ENTRIES SHOWN:

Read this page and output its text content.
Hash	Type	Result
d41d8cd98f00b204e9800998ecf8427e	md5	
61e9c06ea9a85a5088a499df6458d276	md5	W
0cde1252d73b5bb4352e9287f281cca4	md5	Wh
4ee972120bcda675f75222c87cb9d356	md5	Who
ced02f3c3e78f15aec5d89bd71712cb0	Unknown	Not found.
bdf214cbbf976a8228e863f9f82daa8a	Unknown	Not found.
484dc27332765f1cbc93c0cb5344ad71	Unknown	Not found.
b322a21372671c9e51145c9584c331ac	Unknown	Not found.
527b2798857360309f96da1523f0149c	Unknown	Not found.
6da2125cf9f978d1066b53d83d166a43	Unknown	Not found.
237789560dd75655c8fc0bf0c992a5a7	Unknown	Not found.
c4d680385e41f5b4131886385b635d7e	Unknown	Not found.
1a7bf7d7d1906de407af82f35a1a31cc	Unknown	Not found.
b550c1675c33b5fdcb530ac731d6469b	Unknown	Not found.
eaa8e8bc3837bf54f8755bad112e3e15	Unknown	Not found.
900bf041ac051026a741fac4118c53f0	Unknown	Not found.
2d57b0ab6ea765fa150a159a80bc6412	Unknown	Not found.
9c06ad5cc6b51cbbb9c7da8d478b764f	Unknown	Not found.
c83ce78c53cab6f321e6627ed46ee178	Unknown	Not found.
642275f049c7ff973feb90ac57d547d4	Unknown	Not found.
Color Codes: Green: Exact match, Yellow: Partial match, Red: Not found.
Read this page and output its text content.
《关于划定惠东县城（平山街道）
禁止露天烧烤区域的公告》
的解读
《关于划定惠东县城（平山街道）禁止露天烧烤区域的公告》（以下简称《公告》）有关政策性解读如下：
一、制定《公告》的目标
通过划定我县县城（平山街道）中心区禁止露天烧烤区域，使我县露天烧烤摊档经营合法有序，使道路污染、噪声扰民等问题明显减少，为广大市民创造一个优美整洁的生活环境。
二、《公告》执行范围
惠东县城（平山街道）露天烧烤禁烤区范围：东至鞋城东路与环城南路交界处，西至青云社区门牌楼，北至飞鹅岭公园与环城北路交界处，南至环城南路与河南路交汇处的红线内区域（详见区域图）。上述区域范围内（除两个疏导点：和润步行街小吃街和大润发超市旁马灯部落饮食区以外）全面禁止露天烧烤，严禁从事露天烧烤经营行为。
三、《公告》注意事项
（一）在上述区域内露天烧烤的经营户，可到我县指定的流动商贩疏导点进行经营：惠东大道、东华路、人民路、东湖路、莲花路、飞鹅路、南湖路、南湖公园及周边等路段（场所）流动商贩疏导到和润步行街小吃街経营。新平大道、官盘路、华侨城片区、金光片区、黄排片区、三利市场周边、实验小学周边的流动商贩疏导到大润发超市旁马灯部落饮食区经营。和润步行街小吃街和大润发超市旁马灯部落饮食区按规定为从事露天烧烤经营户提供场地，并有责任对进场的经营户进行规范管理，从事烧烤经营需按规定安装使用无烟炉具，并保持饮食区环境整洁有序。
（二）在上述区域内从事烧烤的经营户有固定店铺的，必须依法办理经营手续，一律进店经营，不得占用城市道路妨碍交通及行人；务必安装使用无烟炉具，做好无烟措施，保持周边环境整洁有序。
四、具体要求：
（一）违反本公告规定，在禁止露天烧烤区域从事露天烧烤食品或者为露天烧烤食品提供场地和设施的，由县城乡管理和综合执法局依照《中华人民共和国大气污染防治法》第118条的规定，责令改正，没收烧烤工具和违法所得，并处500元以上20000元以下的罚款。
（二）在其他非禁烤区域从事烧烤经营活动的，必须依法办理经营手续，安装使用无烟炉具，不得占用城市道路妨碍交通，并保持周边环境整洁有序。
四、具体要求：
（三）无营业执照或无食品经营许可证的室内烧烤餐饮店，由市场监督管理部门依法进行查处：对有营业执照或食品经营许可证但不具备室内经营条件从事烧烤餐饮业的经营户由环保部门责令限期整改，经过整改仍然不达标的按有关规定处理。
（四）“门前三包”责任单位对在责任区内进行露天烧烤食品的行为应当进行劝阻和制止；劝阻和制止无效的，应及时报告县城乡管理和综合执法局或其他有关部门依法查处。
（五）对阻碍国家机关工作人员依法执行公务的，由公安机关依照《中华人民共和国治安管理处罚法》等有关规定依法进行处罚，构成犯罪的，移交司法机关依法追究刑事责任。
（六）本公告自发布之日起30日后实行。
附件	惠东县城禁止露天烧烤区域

TASK DESCRIPTION: All of the records must be retyped exactly as they are.

SOLUTION BELOW:
Read this page and output its text content.
Hash	Type	Result
d41d8cd98f00b204e9800998ecf8427e	md5	
61e9c06ea9a85a5088a499df6458d276	md5	W
0cde1252d73b5bb4352e9287f281cca4	md5	Wh
4ee972120bcda675f75222c87cb9d356	md5	Who
ced02f3c3e78f15aec5d89bd71712cb0	Unknown	Not found.
bdf214cbbf976a8228e863f9f82daa8a	Unknown	Not found.
484dc27332765f1cbc93c0cb5344ad71	Unknown	Not found.
b322a21372671c9e51145c9584c331ac	Unknown	Not found.
527b2798857360309f96da1523f0149c	Unknown	Not found.
6da2125cf9f978d1066b53d83d166a43	Unknown	Not found.
237789560dd75655c8fc0bf0c992a5a7	Unknown	Not found.
c4d680385e41f5b4131886385b635d7e	Unknown	Not found.
1a7bf7d7d1906de407af82f35a1a31cc	Unknown	Not found.
b550c1675c33b5fdcb530ac731d6469b	Unknown	Not found.
eaa8e8bc3837bf54f8755bad112e3e15	Unknown	Not found.
900bf041ac051026a741fac4118c53f0	Unknown	Not found.
2d57b0ab6ea765fa150a159a80bc6412	Unknown	Not found.
9c06ad5cc6b51cbbb9c7da8d478b764f	Unknown	Not found.
c83ce78c53cab6f321e6627ed46ee178	Unknown	Not found.
642275f049c7ff973feb90ac57d547d4	Unknown	Not found.
Color Codes: Green: Exact match, Yellow: Partial match, Red: Not found.
Read this page and output its text content.
《关于划定惠东县城（平山街道）
禁止露天烧烤区域的公告》
的解读
《关于划定惠东县城（平山街道）禁止露天烧烤区域的公告》（以下简称《公告》）有关政策性解读如下：
一、制定《公告》的目标
通过划定我县县城（平山街道）中心区禁止露天烧烤区域，使我县露天烧烤摊档经营合法有序，使道路污染、噪声扰民等问题明显减少，为广大市民创造一个优美整洁的生活环境。
二、《公告》执行范围
惠东县城（平山街道）露天烧烤禁烤区范围：东至鞋城东路与环城南路交界处，西至青云社区门牌楼，北至飞鹅岭公园与环城北路交界处，南至环城南路与河南路交汇处的红线内区域（详见区域图）。上述区域范围内（除两个疏导点：和润步行街小吃街和大润发超市旁马灯部落饮食区以外）全面禁止露天烧烤，严禁从事露天烧烤经营行为。
三、《公告》注意事项
（一）在上述区域内露天烧烤的经营户，可到我县指定的流动商贩疏导点进行经营：惠东大道、东华路、人民路、东湖路、莲花路、飞鹅路、南湖路、南湖公园及周边等路段（场所）流动商贩疏导到和润步行街小吃街経营。新平大道、官盘路、华侨城片区、金光片区、黄排片区、三利市场周边、实验小学周边的流动商贩疏导到大润发超市旁马灯部落饮食区经营。和润步行街小吃街和大润发超市旁马灯部落饮食区按规定为从事露天烧烤经营户提供场地，并有责任对进场的经营户进行规范管理，从事烧烤经营需按规定安装使用无烟炉具，并保持饮食区环境整洁有序。
（二）在上述区域内从事烧烤的经营户有固定店铺的，必须依法办理经营手续，一律进店经营，不得占用城市道路妨碍交通及行人；务必安装使用无烟炉具，做好无烟措施，保持周边环境整洁有序。
四、具体要求：
（一）违反本公告规定，在禁止露天烧烤区域从事露天烧烤食品或者为露天烧烤食品提供场地和设施的，由县城乡管理和综合执法局依照《中华人民共和国大气污染防治法》第118条的规定，责令改正，没收烧烤工具和违法所得，并处500元以上20000元以下的罚款。
（二）在其他非禁烤区域从事烧烤经营活动的，必须依法办理经营手续，安装使用无烟炉具，不得占用城市道路妨碍交通，并保持周边环境整洁有序。
四、具体要求：
（三）无营业执照或无食品经营许可证的室内烧烤餐饮店，由市场监督管理部门依法进行查处：对有营业执照或食品经营许可证但不具备室内经营条件从事烧烤餐饮业的经营户由环保部门责令限期整改，经过整改仍然不达标的按有关规定处理。
（四）“门前三包”责任单位对在责任区内进行露天烧烤食品的行为应当进行劝阻和制止；劝阻和制止无效的，应及时报告县城乡管理和综合执法局或其他有关部门依法查处。
（五）对阻碍国家机关工作人员依法执行公务的，由公安机关依照《中华人民共和国治安管理处罚法》等有关规定依法进行处罚，构成犯罪的，移交司法机关依法追究刑事责任。
（六）本公告自发布之日起30日后实行。
附件	惠东县城禁止露天烧烤区域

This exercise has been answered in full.